Records provided =
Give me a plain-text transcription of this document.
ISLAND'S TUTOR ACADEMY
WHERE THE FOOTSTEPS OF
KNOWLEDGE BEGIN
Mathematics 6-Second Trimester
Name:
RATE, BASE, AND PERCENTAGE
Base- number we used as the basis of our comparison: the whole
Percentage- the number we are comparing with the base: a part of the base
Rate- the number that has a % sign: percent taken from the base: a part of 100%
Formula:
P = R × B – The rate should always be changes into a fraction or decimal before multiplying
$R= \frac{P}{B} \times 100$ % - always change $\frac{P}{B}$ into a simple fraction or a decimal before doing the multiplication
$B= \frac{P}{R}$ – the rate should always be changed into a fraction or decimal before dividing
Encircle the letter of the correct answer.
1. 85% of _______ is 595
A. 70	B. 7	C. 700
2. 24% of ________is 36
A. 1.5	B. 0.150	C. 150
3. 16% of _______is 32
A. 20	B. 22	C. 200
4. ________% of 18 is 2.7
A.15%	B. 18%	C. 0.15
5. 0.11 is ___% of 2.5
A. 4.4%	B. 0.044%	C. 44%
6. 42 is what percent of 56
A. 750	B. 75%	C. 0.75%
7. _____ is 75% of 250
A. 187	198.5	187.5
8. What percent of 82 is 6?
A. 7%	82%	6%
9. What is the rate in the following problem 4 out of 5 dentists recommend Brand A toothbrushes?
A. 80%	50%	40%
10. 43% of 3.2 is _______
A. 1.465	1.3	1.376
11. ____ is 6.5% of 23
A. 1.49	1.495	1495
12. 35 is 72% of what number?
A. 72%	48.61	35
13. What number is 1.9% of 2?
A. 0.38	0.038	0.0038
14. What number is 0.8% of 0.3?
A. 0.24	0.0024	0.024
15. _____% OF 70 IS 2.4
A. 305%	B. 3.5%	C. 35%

What needs to be done = Copy all lines from the listing that contain "should".

The response =
P = R × B – The rate should always be changes into a fraction or decimal before multiplying
$B= \frac{P}{R}$ – the rate should always be changed into a fraction or decimal before dividing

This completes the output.